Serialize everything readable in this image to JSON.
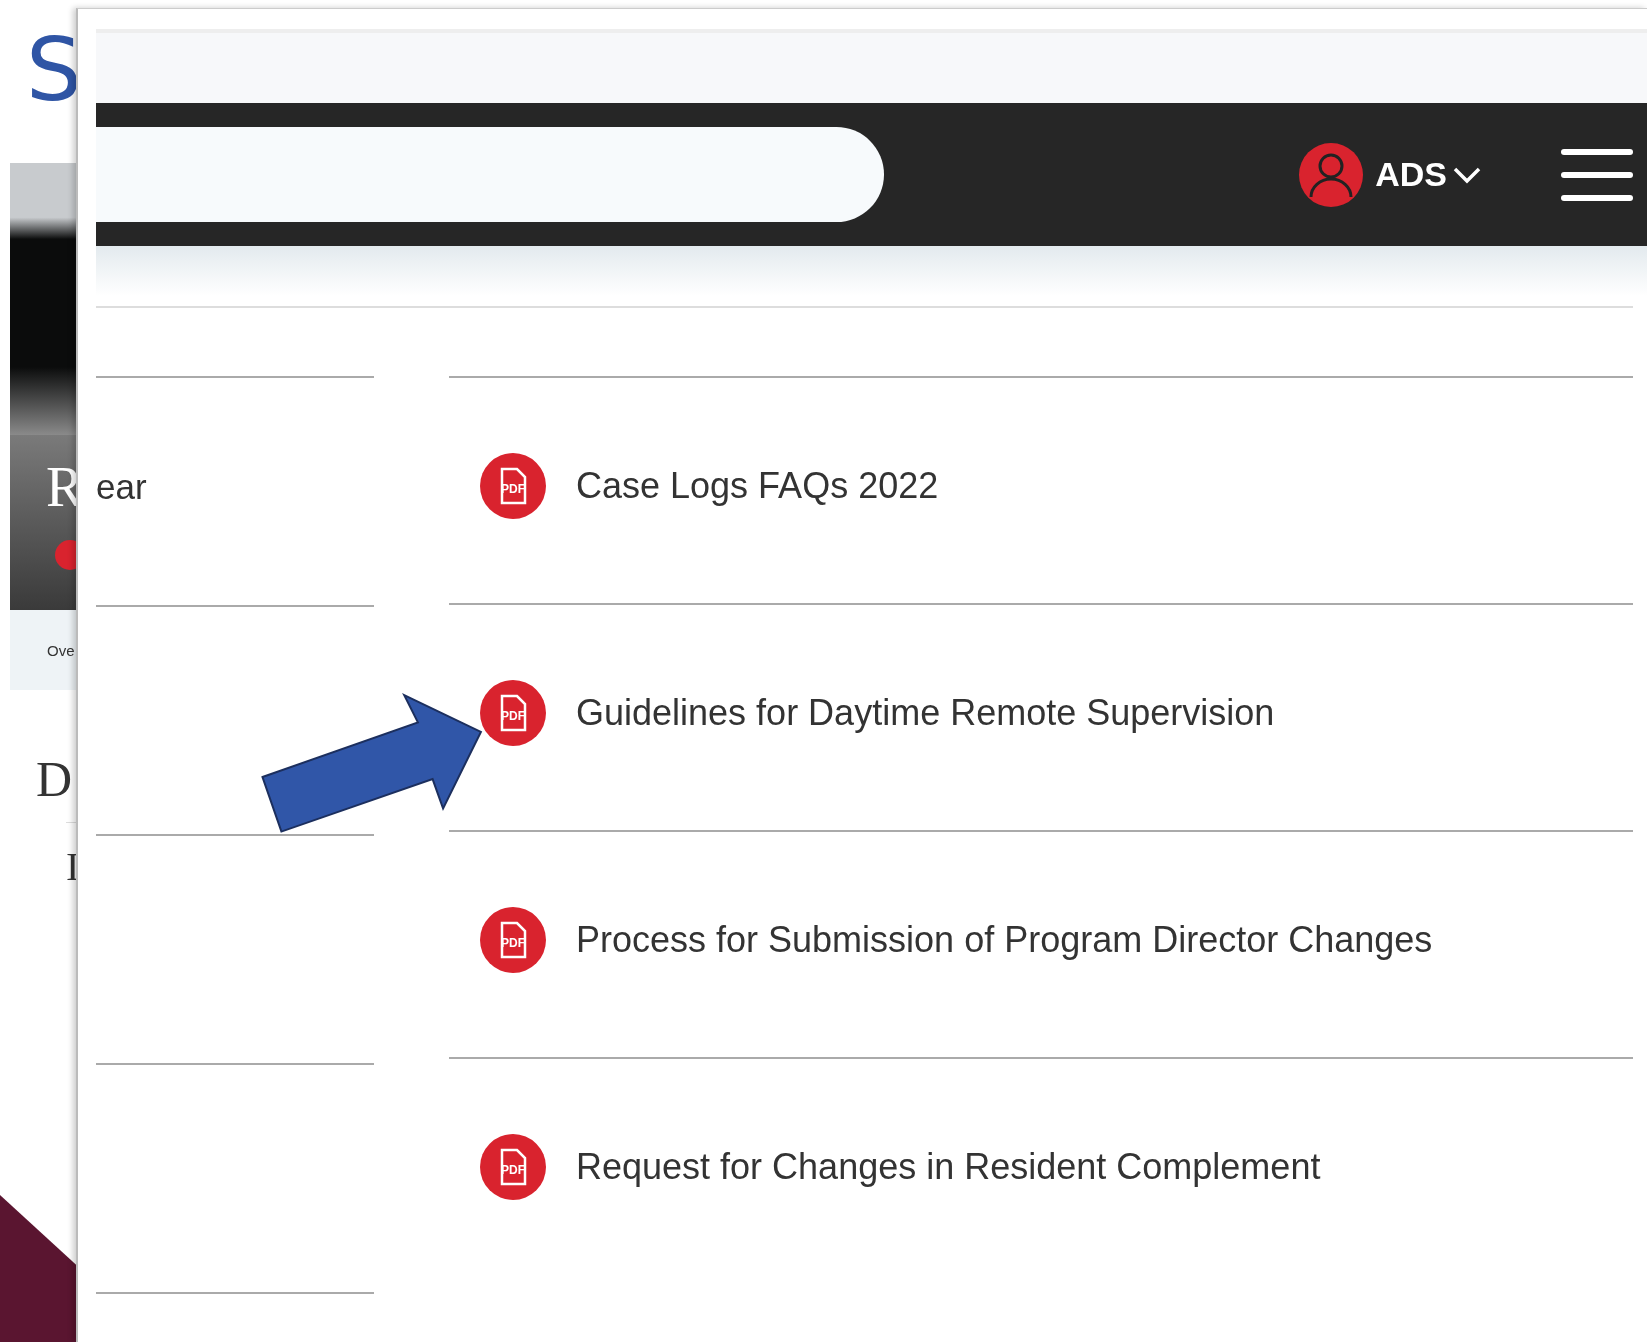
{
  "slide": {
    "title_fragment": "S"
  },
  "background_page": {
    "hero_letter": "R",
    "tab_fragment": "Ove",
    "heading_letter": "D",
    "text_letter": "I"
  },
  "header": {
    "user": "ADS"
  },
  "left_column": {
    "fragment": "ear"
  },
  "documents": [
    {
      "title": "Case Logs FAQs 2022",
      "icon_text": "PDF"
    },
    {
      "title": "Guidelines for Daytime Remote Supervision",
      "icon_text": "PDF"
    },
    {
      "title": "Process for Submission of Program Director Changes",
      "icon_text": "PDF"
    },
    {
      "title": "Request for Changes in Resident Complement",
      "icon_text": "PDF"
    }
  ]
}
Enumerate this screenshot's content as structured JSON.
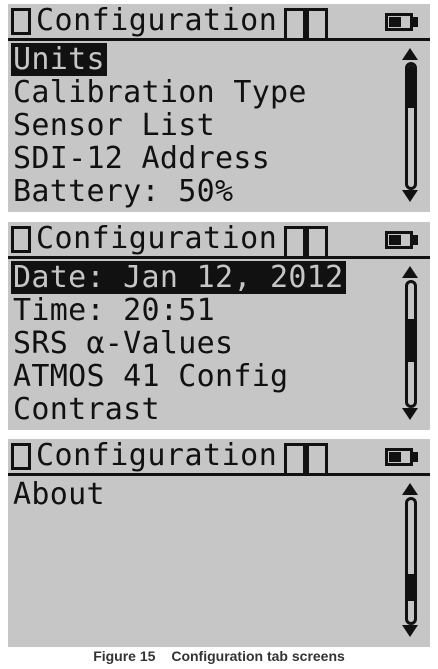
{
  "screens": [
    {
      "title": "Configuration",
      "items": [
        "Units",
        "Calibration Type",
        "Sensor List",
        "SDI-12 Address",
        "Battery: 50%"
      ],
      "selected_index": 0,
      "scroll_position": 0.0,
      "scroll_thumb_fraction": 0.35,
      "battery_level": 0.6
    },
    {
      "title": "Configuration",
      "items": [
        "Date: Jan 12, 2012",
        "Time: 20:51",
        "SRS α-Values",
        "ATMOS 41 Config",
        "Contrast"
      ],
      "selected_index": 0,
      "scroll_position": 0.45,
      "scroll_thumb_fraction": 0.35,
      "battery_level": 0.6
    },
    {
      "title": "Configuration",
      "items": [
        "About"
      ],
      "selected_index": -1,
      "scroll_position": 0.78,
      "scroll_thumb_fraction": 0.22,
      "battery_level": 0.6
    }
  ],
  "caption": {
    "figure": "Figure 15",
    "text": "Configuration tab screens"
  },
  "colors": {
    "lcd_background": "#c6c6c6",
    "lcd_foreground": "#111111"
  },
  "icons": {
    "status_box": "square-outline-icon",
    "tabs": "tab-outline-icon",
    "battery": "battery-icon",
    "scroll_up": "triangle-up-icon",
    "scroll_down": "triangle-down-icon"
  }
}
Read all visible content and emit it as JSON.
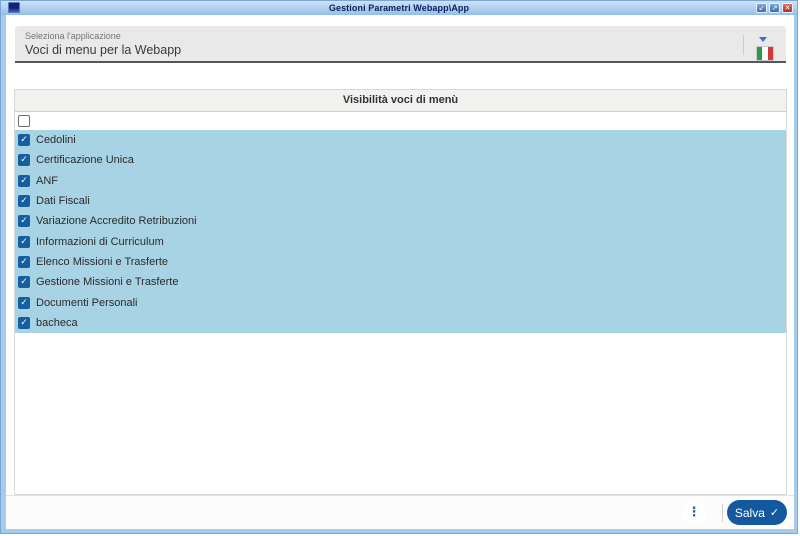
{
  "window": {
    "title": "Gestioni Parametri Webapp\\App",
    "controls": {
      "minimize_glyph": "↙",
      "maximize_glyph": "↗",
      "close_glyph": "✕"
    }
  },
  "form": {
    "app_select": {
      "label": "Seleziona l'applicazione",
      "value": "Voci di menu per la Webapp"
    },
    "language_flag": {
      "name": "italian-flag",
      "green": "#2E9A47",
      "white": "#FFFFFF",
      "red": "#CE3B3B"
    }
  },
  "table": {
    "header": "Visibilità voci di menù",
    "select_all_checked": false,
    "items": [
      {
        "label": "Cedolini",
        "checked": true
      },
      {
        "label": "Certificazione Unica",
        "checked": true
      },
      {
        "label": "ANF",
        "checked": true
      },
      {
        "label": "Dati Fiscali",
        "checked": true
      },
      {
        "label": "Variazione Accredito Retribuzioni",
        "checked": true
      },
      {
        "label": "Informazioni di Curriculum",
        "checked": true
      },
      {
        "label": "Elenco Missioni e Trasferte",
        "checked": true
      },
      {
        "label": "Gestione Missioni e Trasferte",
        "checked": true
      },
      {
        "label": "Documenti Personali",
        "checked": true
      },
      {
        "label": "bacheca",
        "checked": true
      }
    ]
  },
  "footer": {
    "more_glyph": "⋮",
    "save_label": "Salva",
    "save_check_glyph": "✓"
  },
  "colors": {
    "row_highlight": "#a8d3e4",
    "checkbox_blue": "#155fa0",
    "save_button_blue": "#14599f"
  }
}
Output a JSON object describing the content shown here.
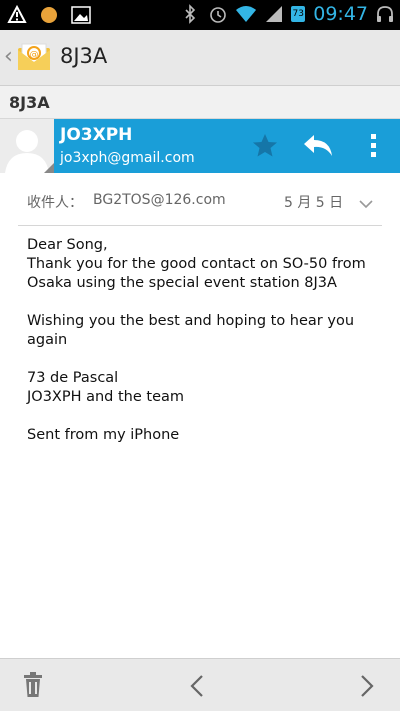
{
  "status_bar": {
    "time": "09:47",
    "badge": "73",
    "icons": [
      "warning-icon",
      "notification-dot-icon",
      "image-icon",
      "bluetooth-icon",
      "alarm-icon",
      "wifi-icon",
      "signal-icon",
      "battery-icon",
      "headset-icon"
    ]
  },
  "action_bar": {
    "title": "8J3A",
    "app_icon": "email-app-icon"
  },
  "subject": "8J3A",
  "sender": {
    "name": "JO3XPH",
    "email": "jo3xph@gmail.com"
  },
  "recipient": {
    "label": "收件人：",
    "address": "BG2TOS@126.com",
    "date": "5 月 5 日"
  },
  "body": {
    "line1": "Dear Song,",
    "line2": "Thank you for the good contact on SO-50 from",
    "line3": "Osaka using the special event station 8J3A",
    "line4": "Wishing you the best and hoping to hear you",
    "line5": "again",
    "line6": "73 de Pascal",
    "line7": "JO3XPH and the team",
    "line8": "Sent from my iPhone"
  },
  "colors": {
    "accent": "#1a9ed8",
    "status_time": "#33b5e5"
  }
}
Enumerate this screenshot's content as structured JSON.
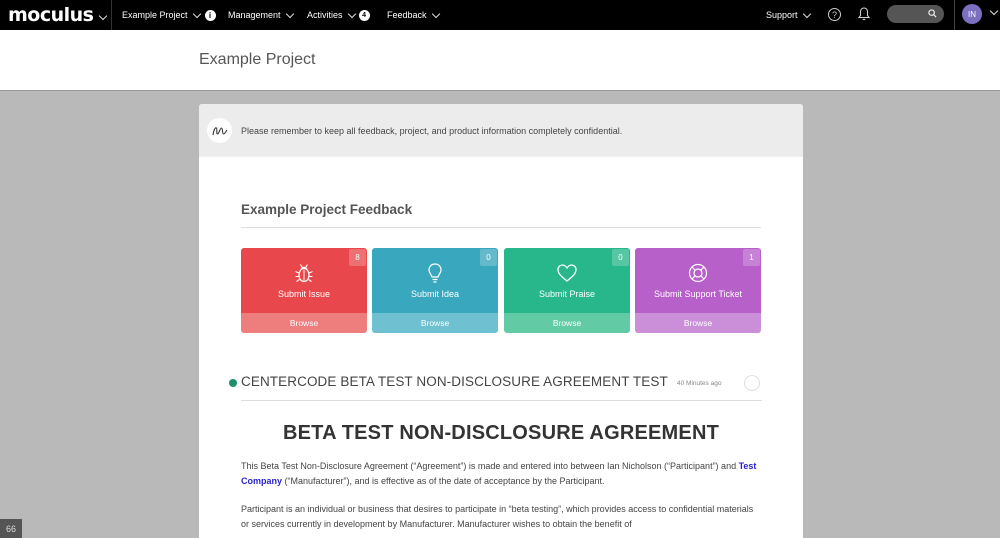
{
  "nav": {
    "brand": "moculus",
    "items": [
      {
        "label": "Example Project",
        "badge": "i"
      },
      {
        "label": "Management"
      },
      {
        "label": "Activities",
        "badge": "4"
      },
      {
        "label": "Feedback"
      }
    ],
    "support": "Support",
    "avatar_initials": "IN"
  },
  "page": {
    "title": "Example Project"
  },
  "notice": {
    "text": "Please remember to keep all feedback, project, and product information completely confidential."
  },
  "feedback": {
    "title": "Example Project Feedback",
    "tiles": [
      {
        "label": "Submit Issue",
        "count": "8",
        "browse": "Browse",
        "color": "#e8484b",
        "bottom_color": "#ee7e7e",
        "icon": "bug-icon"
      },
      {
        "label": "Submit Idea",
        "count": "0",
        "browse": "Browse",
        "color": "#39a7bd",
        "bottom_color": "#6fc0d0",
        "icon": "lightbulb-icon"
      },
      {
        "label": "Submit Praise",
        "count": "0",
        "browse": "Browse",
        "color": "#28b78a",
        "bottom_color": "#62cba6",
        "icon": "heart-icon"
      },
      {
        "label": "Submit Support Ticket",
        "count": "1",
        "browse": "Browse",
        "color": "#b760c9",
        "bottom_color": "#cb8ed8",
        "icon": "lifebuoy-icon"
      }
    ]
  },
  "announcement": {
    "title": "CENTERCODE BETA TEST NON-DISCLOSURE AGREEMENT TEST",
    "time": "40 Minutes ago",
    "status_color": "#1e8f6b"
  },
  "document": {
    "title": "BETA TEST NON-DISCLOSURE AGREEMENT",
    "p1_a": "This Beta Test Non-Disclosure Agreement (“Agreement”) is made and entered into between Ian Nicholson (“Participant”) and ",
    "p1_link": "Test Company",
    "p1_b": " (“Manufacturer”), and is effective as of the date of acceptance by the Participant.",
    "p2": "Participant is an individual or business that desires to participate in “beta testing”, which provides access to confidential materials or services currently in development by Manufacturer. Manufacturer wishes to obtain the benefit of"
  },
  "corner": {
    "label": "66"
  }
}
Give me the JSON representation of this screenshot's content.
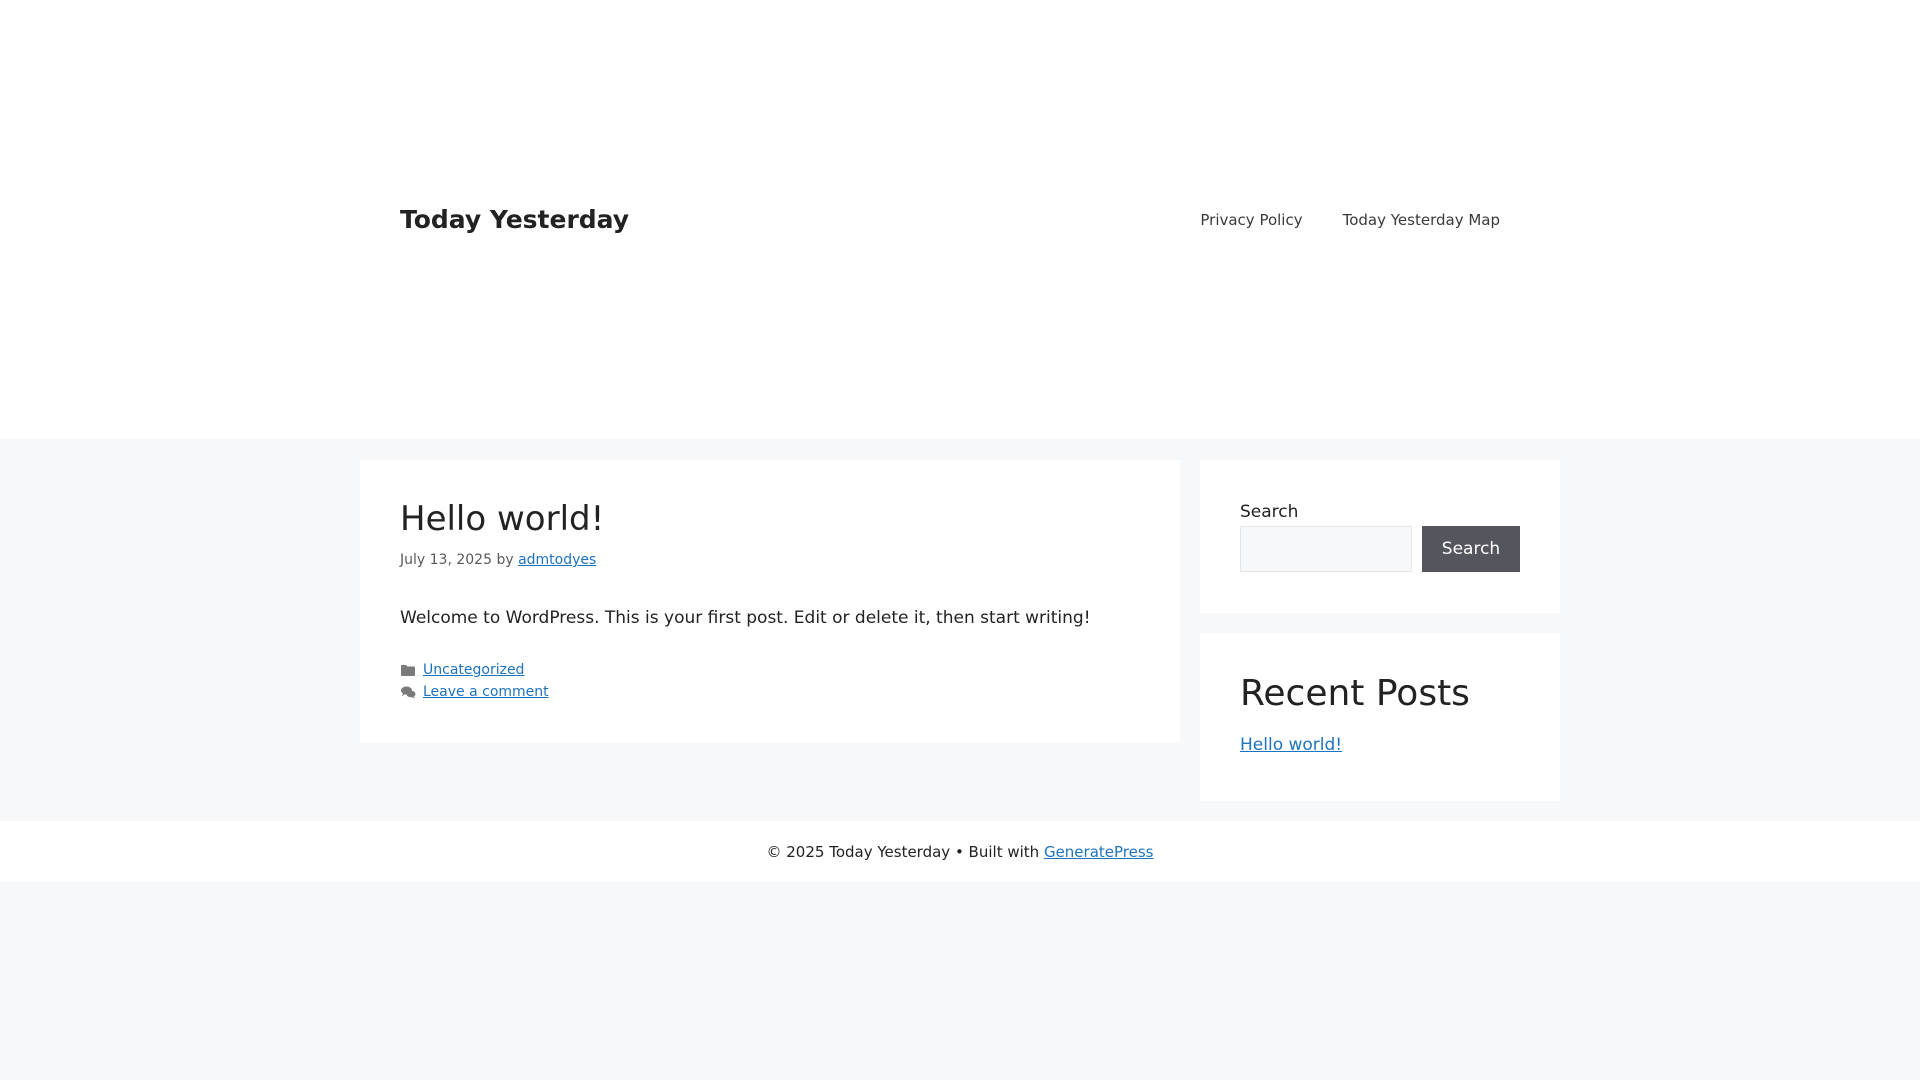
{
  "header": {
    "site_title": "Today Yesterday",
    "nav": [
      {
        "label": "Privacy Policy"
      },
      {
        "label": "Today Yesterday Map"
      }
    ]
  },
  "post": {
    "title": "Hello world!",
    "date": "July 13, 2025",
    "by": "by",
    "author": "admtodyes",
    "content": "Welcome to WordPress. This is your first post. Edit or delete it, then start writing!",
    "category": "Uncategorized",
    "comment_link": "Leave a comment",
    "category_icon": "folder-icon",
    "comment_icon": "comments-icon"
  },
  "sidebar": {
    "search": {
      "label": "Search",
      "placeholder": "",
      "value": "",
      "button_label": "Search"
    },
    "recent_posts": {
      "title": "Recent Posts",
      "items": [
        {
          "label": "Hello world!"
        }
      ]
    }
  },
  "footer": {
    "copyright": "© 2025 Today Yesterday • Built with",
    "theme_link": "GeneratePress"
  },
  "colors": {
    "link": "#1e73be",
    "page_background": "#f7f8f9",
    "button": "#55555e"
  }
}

**What is required**
Extract every line containing the string "world" from the material.

**Task solution**
    "title": "Hello world!",
          "label": "Hello world!"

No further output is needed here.